=== Records shown ===

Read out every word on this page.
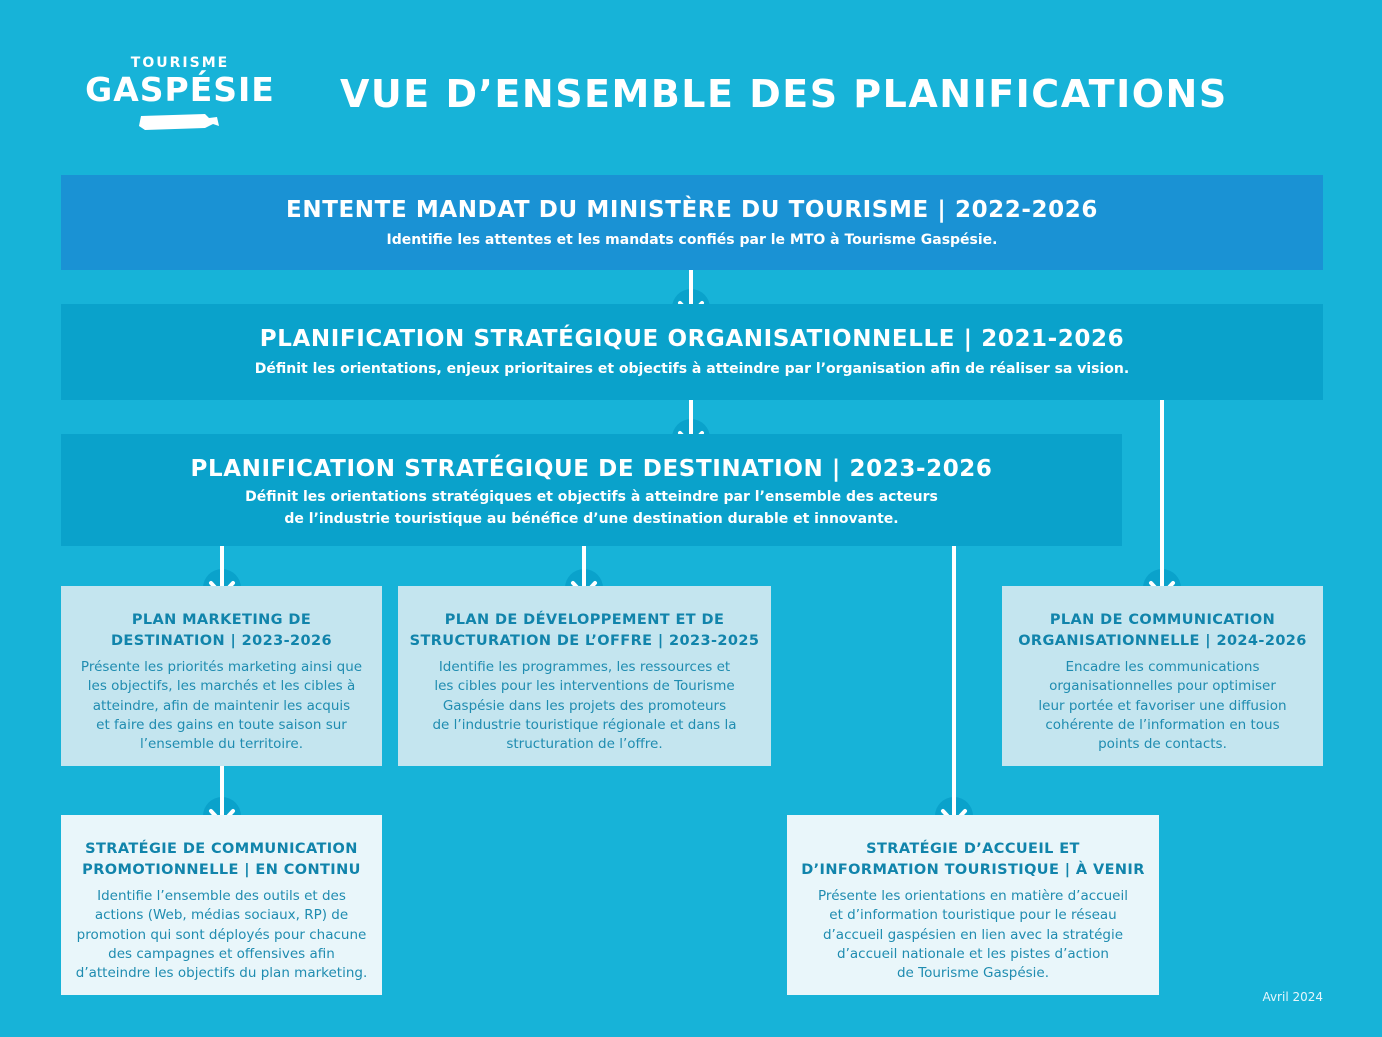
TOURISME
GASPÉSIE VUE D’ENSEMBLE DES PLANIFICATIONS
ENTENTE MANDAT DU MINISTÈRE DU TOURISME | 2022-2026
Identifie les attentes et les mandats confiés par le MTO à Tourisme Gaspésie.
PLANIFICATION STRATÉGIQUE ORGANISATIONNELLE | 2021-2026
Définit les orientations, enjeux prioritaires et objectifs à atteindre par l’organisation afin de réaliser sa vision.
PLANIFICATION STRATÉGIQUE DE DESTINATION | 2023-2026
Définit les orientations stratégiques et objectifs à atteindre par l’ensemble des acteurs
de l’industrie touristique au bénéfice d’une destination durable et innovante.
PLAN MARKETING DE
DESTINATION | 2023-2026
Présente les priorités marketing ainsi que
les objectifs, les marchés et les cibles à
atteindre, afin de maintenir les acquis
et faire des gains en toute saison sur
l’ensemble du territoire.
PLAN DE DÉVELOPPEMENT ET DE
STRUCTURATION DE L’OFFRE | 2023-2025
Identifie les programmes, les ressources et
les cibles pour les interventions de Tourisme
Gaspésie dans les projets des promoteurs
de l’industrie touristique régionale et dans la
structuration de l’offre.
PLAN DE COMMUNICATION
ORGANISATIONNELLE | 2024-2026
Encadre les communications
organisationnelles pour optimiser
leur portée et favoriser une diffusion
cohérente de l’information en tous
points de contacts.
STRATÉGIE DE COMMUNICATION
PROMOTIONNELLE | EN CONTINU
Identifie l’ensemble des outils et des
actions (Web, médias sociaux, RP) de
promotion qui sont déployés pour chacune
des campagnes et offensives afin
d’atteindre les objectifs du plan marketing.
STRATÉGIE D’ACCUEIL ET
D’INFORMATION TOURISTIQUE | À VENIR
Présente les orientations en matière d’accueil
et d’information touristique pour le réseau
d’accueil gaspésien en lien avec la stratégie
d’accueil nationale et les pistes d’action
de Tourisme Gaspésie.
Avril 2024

===
=== Records shown ===

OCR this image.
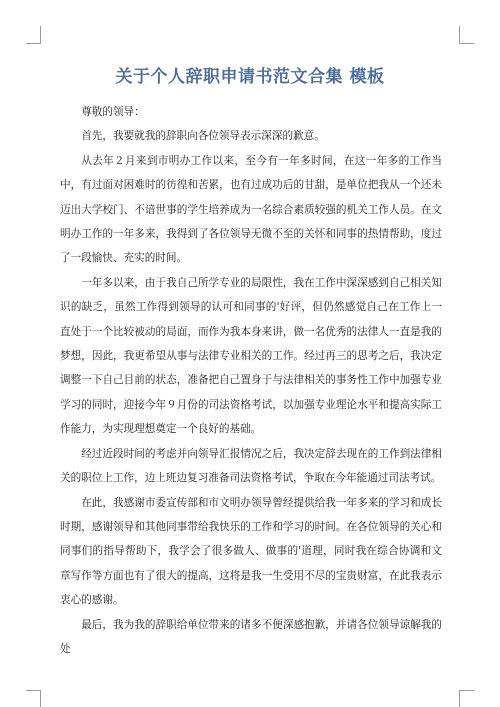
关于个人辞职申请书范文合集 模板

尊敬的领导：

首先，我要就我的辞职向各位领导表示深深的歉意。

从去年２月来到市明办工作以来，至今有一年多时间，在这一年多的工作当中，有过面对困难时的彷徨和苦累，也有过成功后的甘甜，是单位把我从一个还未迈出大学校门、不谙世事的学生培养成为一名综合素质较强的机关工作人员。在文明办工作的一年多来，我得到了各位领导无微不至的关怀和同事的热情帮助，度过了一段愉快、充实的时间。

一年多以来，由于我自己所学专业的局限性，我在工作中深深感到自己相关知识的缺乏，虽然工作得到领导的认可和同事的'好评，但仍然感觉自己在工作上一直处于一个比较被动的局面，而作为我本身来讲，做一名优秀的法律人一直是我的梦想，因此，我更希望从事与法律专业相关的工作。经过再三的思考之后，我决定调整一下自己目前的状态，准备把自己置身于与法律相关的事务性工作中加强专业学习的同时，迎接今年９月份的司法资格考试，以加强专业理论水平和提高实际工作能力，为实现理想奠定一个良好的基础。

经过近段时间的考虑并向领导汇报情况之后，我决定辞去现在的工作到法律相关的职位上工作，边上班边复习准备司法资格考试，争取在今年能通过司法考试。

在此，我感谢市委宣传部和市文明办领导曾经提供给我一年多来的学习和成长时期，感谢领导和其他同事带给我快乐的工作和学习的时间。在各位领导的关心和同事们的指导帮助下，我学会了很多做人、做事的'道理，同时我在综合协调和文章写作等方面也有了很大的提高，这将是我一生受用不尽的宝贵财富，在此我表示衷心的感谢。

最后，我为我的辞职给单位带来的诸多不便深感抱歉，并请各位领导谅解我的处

===

**Work to complete:** Show the lines of the records that include the string "orientations".

**The output:**
Définit les orientations, enjeux prioritaires et objectifs à atteindre par l’organisation afin de réaliser sa vision.
Définit les orientations stratégiques et objectifs à atteindre par l’ensemble des acteurs
Présente les orientations en matière d’accueil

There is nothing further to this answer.